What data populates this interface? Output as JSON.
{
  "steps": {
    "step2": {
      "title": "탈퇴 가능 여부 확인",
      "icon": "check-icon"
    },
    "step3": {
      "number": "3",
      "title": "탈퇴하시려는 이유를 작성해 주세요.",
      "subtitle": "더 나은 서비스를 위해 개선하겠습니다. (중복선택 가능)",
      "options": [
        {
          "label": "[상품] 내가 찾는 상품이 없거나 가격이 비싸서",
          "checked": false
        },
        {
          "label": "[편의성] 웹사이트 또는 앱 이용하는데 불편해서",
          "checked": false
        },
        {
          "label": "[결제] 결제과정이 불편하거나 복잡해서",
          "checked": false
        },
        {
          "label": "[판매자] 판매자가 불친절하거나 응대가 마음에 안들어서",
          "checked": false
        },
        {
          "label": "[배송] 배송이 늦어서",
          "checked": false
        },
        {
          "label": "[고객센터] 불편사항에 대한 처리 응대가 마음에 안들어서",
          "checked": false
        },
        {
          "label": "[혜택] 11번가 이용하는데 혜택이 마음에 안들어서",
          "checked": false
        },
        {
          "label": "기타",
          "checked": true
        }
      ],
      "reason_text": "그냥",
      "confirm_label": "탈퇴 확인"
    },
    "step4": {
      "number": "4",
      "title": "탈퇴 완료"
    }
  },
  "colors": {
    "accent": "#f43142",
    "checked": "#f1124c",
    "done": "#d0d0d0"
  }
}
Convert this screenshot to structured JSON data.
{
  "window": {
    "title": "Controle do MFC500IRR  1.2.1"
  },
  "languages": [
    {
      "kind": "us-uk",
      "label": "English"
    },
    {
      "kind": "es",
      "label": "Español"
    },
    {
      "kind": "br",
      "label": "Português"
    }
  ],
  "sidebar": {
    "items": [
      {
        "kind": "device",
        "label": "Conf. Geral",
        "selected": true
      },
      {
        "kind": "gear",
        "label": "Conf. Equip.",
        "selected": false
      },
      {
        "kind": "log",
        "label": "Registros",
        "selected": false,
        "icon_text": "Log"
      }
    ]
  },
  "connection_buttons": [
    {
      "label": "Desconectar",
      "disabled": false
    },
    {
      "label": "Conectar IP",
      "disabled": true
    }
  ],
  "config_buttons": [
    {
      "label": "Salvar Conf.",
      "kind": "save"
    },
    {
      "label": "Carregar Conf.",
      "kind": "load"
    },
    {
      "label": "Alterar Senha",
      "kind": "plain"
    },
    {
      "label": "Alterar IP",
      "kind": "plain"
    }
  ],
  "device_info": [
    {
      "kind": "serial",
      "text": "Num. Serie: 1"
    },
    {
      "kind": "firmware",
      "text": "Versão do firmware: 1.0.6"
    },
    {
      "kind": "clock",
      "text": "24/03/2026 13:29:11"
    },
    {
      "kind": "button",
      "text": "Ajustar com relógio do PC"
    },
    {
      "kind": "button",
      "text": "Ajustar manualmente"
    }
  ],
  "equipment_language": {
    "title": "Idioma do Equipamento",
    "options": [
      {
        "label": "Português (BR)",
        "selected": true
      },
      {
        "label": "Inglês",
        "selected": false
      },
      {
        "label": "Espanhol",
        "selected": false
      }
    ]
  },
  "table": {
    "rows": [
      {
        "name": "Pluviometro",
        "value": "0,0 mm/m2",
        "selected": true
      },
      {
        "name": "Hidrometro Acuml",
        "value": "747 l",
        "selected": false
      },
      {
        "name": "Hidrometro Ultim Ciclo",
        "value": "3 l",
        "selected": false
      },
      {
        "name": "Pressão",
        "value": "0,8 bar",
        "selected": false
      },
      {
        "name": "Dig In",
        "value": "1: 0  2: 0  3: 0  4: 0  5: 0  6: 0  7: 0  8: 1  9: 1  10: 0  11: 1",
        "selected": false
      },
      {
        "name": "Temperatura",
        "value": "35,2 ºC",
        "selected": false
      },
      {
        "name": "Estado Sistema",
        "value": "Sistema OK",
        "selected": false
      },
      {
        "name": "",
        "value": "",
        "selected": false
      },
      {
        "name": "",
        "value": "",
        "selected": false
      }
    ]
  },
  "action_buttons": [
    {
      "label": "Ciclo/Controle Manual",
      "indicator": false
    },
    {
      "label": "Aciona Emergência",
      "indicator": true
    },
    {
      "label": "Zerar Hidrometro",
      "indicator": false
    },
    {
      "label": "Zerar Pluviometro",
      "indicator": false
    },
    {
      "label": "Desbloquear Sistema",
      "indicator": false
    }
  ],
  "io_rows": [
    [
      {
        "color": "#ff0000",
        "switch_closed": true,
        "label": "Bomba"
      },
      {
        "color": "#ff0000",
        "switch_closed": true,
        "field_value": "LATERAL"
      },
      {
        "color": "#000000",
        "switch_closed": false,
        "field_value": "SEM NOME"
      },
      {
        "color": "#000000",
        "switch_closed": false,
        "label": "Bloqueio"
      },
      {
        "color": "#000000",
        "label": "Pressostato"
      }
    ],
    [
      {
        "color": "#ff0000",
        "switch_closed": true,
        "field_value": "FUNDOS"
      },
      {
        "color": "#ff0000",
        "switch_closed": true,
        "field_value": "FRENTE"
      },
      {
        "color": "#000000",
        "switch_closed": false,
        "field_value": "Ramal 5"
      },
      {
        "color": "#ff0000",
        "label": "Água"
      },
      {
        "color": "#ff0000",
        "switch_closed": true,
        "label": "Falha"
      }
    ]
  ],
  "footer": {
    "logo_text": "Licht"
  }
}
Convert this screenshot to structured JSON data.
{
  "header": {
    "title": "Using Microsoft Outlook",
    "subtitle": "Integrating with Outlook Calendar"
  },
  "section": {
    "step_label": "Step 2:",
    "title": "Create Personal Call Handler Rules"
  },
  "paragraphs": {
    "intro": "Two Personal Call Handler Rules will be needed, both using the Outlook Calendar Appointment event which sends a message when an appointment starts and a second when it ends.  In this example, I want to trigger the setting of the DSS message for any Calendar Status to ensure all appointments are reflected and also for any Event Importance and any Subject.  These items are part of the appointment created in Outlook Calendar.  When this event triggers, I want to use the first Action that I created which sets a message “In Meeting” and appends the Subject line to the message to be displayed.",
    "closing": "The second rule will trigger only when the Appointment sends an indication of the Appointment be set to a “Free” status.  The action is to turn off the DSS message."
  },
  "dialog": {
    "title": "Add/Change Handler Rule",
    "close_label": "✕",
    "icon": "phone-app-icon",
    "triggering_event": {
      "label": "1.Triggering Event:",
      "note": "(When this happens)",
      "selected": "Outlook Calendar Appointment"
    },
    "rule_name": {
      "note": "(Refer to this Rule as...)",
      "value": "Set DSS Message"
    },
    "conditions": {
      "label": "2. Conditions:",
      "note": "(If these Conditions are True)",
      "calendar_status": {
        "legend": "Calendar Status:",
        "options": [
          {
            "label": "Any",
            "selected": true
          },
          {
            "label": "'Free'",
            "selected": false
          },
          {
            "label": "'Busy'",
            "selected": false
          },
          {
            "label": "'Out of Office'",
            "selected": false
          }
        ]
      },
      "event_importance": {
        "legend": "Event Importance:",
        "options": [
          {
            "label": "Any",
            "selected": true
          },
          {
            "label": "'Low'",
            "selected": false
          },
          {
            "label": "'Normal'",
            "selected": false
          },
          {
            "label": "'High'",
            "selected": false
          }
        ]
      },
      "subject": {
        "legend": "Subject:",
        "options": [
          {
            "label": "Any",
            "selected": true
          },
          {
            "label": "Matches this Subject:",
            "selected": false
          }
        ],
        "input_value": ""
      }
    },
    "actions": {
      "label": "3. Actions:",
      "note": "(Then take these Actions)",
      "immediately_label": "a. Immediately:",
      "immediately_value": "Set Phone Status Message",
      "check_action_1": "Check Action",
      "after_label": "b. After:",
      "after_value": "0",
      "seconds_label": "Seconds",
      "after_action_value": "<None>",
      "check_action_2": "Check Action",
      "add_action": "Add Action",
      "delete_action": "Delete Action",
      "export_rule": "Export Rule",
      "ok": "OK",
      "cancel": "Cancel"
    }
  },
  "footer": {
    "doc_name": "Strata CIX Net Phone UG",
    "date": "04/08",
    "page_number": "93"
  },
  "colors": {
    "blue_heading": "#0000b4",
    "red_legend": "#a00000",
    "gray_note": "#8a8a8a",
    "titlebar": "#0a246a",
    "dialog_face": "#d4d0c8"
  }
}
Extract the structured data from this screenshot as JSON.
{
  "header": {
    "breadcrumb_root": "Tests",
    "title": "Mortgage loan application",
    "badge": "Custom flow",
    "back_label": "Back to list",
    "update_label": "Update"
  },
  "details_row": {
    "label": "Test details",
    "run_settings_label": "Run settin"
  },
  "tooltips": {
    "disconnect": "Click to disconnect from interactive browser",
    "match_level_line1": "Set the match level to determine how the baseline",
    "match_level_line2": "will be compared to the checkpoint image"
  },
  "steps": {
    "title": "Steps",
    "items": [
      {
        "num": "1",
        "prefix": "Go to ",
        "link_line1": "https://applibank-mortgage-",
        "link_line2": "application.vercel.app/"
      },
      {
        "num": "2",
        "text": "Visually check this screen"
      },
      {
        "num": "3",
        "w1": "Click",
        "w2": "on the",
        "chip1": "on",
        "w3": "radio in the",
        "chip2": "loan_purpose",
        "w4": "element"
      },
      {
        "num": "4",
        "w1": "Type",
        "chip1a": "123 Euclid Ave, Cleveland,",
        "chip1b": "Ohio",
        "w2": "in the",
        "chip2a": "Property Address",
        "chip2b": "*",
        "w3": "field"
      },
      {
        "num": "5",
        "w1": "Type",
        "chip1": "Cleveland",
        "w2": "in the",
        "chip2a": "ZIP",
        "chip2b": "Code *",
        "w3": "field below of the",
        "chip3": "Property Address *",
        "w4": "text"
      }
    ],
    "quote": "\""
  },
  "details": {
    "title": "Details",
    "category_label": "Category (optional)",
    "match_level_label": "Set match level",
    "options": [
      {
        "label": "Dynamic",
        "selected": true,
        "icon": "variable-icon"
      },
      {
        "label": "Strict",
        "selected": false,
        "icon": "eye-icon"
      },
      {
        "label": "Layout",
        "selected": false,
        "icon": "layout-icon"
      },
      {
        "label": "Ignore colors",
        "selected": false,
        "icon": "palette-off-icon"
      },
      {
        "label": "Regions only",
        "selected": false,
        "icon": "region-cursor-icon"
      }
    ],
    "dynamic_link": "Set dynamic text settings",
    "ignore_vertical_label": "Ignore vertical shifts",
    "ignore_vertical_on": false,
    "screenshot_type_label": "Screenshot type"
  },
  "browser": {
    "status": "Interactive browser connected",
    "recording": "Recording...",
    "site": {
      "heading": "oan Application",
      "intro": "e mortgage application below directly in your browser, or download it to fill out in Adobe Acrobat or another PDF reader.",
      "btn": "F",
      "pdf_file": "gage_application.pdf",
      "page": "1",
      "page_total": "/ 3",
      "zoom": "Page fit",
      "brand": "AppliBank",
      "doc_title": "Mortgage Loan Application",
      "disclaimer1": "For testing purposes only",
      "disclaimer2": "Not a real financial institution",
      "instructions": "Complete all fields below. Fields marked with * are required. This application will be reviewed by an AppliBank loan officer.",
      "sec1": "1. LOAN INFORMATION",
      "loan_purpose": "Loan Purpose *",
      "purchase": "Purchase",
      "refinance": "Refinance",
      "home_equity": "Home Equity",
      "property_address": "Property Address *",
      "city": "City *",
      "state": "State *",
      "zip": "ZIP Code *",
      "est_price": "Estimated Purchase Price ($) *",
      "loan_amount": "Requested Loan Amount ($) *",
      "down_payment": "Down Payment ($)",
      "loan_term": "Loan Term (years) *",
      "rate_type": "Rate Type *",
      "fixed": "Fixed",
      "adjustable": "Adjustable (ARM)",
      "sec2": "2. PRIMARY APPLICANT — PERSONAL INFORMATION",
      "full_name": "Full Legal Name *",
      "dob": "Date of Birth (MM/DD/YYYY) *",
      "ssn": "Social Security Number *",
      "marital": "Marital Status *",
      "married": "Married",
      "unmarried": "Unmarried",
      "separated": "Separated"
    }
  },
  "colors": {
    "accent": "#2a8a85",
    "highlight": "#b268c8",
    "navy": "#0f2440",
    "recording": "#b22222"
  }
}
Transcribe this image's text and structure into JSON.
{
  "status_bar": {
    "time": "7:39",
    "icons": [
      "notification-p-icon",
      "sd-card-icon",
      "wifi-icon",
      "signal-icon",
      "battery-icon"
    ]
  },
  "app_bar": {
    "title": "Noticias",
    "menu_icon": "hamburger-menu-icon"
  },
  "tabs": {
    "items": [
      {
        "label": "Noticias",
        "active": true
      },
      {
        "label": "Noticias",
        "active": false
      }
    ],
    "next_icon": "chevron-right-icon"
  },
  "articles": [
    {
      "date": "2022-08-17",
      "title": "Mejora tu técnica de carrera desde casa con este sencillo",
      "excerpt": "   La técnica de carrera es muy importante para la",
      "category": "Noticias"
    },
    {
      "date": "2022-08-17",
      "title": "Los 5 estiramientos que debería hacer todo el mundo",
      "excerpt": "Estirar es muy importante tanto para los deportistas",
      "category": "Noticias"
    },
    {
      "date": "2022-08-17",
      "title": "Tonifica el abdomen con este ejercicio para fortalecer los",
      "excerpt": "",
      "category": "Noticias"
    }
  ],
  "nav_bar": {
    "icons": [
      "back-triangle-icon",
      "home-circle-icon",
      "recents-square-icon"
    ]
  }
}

* The task *
All lines of the data above that include the word "이용하는데" must be shown.

* Solution *
          "label": "[편의성] 웹사이트 또는 앱 이용하는데 불편해서",
          "label": "[혜택] 11번가 이용하는데 혜택이 마음에 안들어서",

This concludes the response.